━━━━━ Material for this task
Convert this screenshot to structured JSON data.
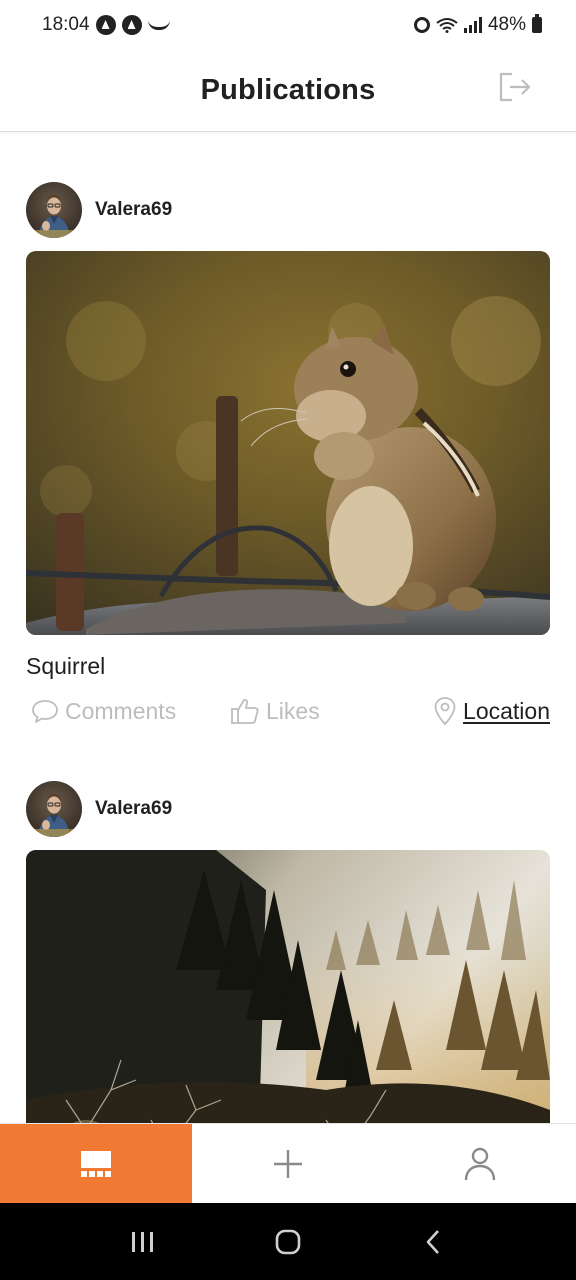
{
  "status_bar": {
    "time": "18:04",
    "battery": "48%"
  },
  "header": {
    "title": "Publications",
    "logout_icon": "logout-icon"
  },
  "posts": [
    {
      "author": "Valera69",
      "title": "Squirrel",
      "comments_label": "Comments",
      "likes_label": "Likes",
      "location_label": "Location"
    },
    {
      "author": "Valera69"
    }
  ],
  "bottom_nav": {
    "items": [
      {
        "icon": "posts-grid-icon",
        "active": true
      },
      {
        "icon": "plus-icon",
        "active": false
      },
      {
        "icon": "user-icon",
        "active": false
      }
    ],
    "accent": "#f07a34"
  },
  "colors": {
    "accent": "#f07a34",
    "muted": "#bdbdbd",
    "text": "#212121"
  }
}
━━━━━━━━━━
■ **Problem statement**
Copy each line of the records precisely and drop any images they hold.

■ **Output below**
Convert this screenshot to structured JSON data.
{
  "status_bar": {
    "time": "18:04",
    "battery": "48%"
  },
  "header": {
    "title": "Publications",
    "logout_icon": "logout-icon"
  },
  "posts": [
    {
      "author": "Valera69",
      "title": "Squirrel",
      "comments_label": "Comments",
      "likes_label": "Likes",
      "location_label": "Location"
    },
    {
      "author": "Valera69"
    }
  ],
  "bottom_nav": {
    "items": [
      {
        "icon": "posts-grid-icon",
        "active": true
      },
      {
        "icon": "plus-icon",
        "active": false
      },
      {
        "icon": "user-icon",
        "active": false
      }
    ],
    "accent": "#f07a34"
  },
  "colors": {
    "accent": "#f07a34",
    "muted": "#bdbdbd",
    "text": "#212121"
  }
}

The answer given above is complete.